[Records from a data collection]
--------------------

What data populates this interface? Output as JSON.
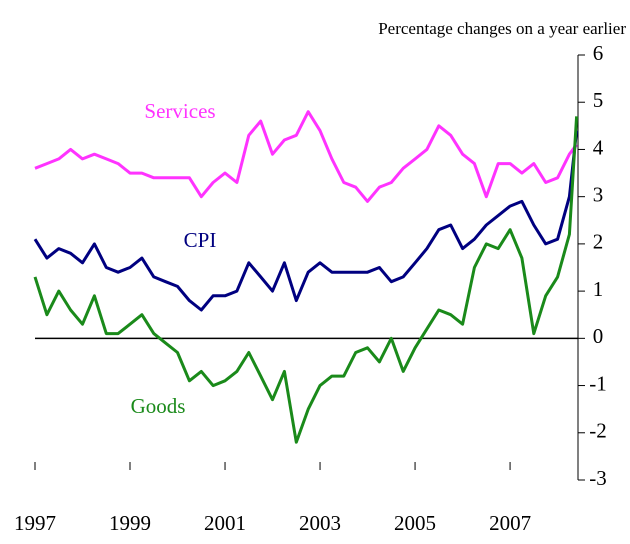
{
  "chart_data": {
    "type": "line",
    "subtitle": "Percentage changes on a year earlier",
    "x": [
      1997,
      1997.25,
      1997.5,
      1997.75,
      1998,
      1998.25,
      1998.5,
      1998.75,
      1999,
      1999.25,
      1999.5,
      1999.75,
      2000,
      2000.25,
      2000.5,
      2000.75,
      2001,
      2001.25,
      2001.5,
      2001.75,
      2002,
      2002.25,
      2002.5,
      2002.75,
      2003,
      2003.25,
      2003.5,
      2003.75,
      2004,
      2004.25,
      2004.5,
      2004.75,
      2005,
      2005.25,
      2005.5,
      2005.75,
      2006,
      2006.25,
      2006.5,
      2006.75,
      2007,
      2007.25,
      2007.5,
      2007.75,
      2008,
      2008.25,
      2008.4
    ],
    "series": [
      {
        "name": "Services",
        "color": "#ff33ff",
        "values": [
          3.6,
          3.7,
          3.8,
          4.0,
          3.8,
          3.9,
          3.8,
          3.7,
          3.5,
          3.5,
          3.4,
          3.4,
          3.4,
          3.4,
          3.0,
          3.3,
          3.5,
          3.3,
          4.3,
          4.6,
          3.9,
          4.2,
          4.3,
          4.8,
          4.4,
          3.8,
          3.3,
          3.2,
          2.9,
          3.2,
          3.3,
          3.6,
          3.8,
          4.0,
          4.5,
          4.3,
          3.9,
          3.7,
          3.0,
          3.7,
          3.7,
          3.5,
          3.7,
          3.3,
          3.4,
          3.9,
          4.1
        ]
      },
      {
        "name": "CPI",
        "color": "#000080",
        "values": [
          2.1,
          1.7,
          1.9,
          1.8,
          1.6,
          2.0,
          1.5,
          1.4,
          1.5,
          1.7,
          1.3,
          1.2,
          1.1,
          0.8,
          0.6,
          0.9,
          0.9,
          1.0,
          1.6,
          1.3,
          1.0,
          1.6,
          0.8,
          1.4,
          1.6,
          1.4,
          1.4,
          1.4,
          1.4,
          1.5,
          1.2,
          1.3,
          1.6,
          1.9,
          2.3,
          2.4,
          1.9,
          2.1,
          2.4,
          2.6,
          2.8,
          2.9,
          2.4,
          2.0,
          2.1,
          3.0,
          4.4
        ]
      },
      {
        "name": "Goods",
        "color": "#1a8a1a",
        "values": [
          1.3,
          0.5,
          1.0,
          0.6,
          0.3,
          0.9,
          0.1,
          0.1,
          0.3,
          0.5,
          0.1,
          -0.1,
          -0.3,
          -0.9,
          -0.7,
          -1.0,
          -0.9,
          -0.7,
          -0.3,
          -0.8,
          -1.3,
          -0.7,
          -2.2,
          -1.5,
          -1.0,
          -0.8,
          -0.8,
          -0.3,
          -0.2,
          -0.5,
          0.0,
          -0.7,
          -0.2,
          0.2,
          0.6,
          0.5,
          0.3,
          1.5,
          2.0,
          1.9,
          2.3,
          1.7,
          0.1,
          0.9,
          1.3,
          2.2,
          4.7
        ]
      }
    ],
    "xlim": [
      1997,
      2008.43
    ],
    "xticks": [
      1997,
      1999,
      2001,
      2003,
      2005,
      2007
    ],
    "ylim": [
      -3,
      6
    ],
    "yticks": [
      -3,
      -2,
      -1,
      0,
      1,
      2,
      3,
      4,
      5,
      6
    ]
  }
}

--------------------

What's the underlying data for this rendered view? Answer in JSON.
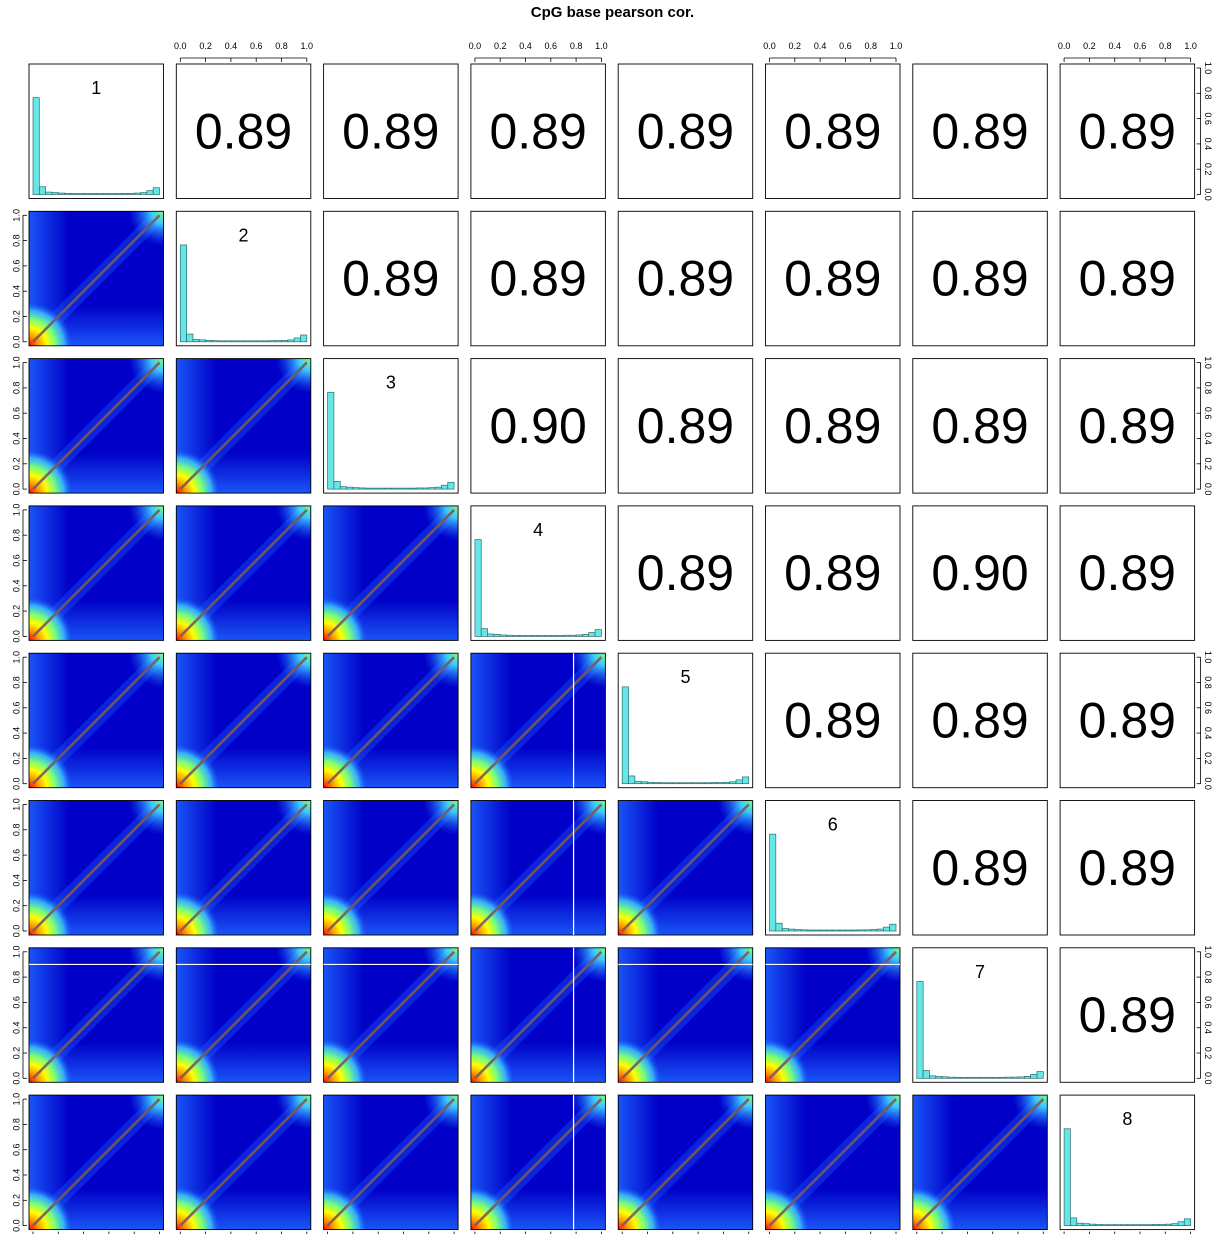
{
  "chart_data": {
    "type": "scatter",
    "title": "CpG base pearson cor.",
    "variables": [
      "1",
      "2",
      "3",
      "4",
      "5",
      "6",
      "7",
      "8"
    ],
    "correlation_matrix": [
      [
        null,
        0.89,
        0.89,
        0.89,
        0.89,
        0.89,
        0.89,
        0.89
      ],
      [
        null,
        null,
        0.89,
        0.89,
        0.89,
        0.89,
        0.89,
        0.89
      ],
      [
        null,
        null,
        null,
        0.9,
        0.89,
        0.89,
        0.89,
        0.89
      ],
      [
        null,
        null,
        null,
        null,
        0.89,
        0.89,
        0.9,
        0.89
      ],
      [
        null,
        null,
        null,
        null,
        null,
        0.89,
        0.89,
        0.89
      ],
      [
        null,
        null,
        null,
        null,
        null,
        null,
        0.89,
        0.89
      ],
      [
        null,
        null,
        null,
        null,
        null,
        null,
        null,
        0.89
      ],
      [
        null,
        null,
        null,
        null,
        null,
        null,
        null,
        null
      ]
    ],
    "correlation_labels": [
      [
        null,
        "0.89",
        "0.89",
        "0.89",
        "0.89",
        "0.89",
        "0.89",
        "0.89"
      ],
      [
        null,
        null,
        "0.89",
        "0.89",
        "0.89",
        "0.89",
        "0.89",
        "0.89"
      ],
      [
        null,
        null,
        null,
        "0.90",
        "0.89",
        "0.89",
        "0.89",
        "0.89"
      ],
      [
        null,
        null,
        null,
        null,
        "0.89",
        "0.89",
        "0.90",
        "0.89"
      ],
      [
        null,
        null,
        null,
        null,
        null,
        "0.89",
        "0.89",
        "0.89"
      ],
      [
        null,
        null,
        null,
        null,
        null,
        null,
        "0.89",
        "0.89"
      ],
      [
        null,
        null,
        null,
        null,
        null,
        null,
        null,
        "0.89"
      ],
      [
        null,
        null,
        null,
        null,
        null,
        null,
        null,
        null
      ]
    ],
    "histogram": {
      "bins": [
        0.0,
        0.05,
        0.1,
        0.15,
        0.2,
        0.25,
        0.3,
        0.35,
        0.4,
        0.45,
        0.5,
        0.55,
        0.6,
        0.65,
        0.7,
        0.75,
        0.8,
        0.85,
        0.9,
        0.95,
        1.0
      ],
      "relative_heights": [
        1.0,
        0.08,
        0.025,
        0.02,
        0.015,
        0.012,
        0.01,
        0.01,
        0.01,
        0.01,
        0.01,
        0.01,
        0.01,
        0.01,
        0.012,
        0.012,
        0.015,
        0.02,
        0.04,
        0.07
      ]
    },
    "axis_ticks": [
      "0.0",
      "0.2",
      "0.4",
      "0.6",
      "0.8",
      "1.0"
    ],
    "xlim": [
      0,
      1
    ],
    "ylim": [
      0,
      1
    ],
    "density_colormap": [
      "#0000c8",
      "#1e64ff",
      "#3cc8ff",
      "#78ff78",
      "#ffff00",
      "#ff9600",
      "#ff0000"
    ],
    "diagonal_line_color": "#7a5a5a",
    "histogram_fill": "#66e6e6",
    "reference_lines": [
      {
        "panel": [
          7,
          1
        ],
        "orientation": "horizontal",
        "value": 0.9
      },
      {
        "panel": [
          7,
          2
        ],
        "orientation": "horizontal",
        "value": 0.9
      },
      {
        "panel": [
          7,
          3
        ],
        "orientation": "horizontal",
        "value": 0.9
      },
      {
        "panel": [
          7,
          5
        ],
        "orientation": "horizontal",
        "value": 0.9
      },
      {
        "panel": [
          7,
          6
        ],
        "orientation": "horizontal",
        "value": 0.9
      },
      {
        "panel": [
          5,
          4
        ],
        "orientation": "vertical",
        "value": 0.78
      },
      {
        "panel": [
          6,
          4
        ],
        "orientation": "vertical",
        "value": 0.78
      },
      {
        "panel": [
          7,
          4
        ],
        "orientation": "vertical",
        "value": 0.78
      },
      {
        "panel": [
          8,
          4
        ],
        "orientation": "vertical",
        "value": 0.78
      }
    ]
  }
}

--------------------

Check every line of the data above for the string "this", and copy those that have it.

What data populates this interface? Output as JSON.
What's the underlying data for this rendered view? Answer in JSON.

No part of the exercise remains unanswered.